===== Provided information

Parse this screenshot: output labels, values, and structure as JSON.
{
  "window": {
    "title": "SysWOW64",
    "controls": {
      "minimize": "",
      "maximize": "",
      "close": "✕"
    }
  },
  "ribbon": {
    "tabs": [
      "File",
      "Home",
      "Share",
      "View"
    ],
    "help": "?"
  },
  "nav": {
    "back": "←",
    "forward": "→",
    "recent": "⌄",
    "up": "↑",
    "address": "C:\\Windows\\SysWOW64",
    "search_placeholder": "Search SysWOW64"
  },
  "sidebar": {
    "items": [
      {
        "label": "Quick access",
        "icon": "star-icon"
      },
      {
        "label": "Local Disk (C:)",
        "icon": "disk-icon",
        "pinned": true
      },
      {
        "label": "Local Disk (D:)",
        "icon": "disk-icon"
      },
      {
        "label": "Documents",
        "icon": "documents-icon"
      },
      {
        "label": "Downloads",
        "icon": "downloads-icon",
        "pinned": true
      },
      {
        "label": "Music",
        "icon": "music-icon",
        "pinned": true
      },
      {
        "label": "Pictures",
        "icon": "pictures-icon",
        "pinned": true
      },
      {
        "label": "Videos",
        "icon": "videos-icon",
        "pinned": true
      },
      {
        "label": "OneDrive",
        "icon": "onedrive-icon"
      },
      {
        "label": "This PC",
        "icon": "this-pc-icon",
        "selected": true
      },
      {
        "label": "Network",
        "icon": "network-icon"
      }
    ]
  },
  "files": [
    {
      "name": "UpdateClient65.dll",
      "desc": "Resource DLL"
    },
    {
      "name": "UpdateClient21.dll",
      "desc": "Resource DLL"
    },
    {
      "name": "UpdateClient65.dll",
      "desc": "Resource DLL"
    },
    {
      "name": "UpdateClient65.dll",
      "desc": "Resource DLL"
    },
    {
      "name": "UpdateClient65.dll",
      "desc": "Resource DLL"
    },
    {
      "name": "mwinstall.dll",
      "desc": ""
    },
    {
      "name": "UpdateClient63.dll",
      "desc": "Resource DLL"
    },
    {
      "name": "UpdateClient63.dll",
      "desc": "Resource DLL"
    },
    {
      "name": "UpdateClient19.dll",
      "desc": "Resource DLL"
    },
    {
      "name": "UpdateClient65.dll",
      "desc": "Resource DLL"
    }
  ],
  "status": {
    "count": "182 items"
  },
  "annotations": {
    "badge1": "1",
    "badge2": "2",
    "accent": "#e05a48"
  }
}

==========

Determine how many lines contain the word "Local" and reply with that number alone.

## Solution below
2